» DATA ROWS

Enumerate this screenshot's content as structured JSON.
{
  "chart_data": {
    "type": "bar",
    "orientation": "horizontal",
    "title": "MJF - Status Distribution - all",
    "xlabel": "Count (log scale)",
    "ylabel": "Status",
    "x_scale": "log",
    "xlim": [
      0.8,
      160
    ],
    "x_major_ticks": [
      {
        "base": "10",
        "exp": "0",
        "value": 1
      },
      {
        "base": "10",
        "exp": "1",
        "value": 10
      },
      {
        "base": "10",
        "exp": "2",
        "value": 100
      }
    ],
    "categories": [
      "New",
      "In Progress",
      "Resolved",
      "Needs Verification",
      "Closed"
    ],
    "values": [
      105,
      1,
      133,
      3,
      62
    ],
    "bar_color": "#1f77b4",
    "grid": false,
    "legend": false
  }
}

--

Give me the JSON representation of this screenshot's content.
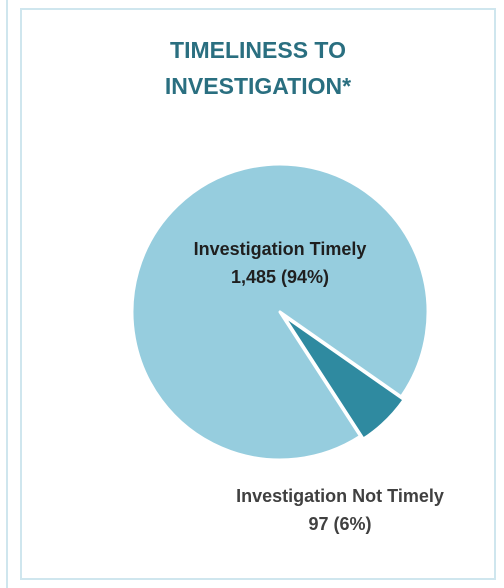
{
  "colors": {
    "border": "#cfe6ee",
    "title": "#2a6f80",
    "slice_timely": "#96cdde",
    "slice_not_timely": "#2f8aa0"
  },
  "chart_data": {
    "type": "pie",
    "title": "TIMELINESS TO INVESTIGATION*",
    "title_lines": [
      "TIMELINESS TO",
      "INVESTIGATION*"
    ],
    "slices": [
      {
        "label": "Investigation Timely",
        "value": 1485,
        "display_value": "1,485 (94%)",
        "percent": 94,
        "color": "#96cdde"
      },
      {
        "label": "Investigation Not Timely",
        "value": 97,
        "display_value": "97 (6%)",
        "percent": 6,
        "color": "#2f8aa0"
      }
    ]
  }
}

* * *

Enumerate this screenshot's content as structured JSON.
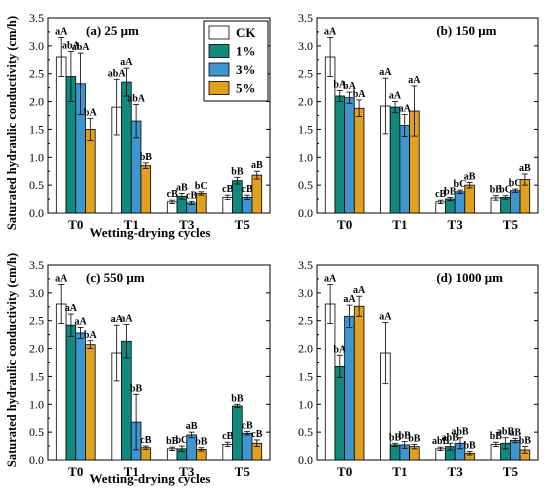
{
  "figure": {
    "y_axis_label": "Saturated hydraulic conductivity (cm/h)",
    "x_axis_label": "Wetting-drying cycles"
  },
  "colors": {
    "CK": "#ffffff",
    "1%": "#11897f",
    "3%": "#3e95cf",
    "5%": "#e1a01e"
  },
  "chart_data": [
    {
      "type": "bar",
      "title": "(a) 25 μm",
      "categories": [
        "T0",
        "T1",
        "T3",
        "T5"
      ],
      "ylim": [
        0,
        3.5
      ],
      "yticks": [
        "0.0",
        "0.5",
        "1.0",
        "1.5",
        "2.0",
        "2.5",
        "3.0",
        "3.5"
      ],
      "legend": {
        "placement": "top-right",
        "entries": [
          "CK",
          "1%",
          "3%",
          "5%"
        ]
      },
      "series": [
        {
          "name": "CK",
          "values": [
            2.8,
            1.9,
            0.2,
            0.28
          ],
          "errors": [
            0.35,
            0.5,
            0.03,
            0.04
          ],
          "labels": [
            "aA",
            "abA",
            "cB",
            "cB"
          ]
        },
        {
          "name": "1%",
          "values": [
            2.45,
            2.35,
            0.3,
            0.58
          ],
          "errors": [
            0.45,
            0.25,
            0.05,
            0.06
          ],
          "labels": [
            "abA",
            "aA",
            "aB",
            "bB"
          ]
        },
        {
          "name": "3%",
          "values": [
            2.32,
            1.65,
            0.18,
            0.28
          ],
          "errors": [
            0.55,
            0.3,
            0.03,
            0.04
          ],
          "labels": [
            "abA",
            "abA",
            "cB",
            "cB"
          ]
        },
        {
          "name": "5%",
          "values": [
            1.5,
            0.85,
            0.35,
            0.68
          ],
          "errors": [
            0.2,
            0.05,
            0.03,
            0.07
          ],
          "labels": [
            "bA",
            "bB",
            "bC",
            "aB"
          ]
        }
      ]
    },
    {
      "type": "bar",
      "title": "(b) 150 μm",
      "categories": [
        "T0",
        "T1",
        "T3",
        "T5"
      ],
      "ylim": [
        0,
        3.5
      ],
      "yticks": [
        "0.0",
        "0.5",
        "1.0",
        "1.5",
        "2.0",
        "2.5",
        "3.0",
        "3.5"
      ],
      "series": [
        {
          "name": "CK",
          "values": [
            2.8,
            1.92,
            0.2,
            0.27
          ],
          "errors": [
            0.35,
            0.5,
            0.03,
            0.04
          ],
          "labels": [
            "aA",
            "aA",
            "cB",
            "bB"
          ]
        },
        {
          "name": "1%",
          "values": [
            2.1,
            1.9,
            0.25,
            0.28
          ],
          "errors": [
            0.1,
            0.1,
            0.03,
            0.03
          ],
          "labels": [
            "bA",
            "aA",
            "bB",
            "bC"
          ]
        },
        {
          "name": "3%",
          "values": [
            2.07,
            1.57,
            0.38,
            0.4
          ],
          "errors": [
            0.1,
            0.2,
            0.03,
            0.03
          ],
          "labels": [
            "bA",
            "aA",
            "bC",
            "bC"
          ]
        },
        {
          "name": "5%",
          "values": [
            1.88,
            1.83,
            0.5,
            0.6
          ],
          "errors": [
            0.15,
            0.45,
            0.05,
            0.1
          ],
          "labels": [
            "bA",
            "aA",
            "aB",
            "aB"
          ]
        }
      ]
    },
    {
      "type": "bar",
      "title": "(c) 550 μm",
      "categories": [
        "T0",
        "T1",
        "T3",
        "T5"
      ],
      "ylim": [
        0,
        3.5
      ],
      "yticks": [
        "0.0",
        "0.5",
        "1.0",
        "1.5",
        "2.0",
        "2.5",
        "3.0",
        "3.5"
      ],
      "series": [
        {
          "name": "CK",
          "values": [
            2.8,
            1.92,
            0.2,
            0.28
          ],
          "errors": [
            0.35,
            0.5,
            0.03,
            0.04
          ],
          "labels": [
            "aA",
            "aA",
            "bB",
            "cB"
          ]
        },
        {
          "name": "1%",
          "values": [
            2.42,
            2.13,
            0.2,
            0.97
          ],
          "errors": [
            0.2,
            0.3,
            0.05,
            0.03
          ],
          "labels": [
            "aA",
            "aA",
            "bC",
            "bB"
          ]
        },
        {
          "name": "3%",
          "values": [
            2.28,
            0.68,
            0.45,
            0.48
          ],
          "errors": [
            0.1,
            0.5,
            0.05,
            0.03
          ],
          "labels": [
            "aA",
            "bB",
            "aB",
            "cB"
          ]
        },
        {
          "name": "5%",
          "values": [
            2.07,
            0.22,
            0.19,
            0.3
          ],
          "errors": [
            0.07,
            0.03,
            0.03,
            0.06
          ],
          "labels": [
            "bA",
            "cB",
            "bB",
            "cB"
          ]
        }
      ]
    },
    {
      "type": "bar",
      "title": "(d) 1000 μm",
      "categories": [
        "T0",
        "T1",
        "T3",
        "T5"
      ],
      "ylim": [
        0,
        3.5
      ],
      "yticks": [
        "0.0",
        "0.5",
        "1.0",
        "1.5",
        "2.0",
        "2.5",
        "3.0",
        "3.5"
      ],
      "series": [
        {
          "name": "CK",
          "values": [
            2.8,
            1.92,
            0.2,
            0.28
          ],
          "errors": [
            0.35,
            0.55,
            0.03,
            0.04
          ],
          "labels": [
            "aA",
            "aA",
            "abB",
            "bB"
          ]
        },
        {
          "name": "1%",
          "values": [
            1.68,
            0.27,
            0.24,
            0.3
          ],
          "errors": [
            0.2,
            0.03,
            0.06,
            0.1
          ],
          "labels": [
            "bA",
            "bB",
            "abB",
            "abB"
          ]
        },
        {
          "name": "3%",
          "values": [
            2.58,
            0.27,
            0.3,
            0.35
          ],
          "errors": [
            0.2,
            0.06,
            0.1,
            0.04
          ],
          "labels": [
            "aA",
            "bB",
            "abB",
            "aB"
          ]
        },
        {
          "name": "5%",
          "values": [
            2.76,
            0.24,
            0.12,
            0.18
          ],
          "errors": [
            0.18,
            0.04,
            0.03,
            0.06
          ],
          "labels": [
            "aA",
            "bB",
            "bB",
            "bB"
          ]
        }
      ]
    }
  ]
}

» GIVEN INSTRUCTION
Using the listing above, show each line holding the string "Status".

» WRITTEN RESPONSE
    "title": "MJF - Status Distribution - all",
    "ylabel": "Status",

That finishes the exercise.